**Goal**
All lines in which the word "available" occurs are to be extracted.

Saved entries:
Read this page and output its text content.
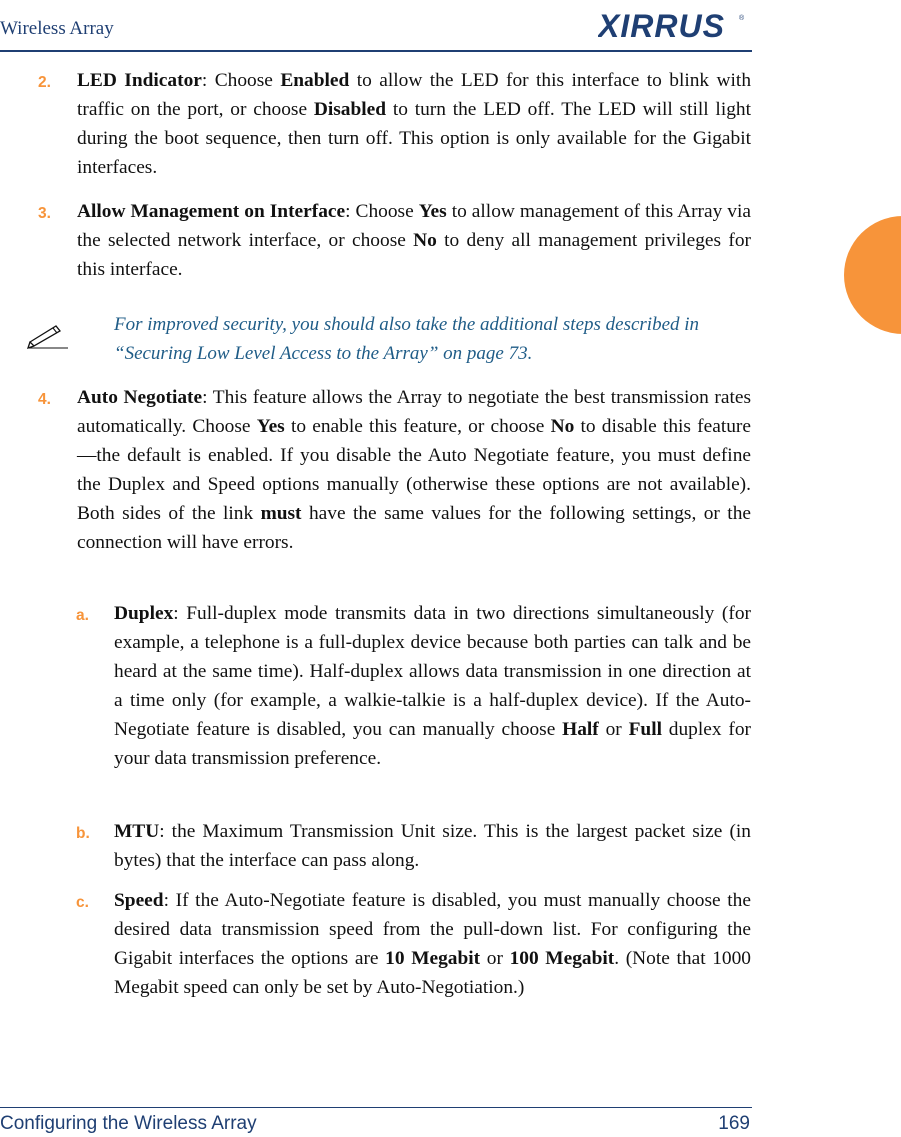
Wireless Array	XIRRUS ®
2. LED Indicator: Choose Enabled to allow the LED for this interface to blink with traffic on the port, or choose Disabled to turn the LED off. The LED will still light during the boot sequence, then turn off. This option is only available for the Gigabit interfaces.

3. Allow Management on Interface: Choose Yes to allow management of this Array via the selected network interface, or choose No to deny all management privileges for this interface.

For improved security, you should also take the additional steps described in “Securing Low Level Access to the Array” on page 73.
4. Auto Negotiate: This feature allows the Array to negotiate the best transmission rates automatically. Choose Yes to enable this feature, or choose No to disable this feature—the default is enabled. If you disable the Auto Negotiate feature, you must define the Duplex and Speed options manually (otherwise these options are not available). Both sides of the link must have the same values for the following settings, or the connection will have errors.

a. Duplex: Full-duplex mode transmits data in two directions simultaneously (for example, a telephone is a full-duplex device because both parties can talk and be heard at the same time). Half-duplex allows data transmission in one direction at a time only (for example, a walkie-talkie is a half-duplex device). If the Auto-Negotiate feature is disabled, you can manually choose Half or Full duplex for your data transmission preference.

b. MTU: the Maximum Transmission Unit size. This is the largest packet size (in bytes) that the interface can pass along.

c. Speed: If the Auto-Negotiate feature is disabled, you must manually choose the desired data transmission speed from the pull-down list. For configuring the Gigabit interfaces the options are 10 Megabit or 100 Megabit. (Note that 1000 Megabit speed can only be set by Auto-Negotiation.)

Configuring the Wireless Array	169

**Task solution**
2. LED Indicator: Choose Enabled to allow the LED for this interface to blink with traffic on the port, or choose Disabled to turn the LED off. The LED will still light during the boot sequence, then turn off. This option is only available for the Gigabit interfaces.
4. Auto Negotiate: This feature allows the Array to negotiate the best transmission rates automatically. Choose Yes to enable this feature, or choose No to disable this feature—the default is enabled. If you disable the Auto Negotiate feature, you must define the Duplex and Speed options manually (otherwise these options are not available). Both sides of the link must have the same values for the following settings, or the connection will have errors.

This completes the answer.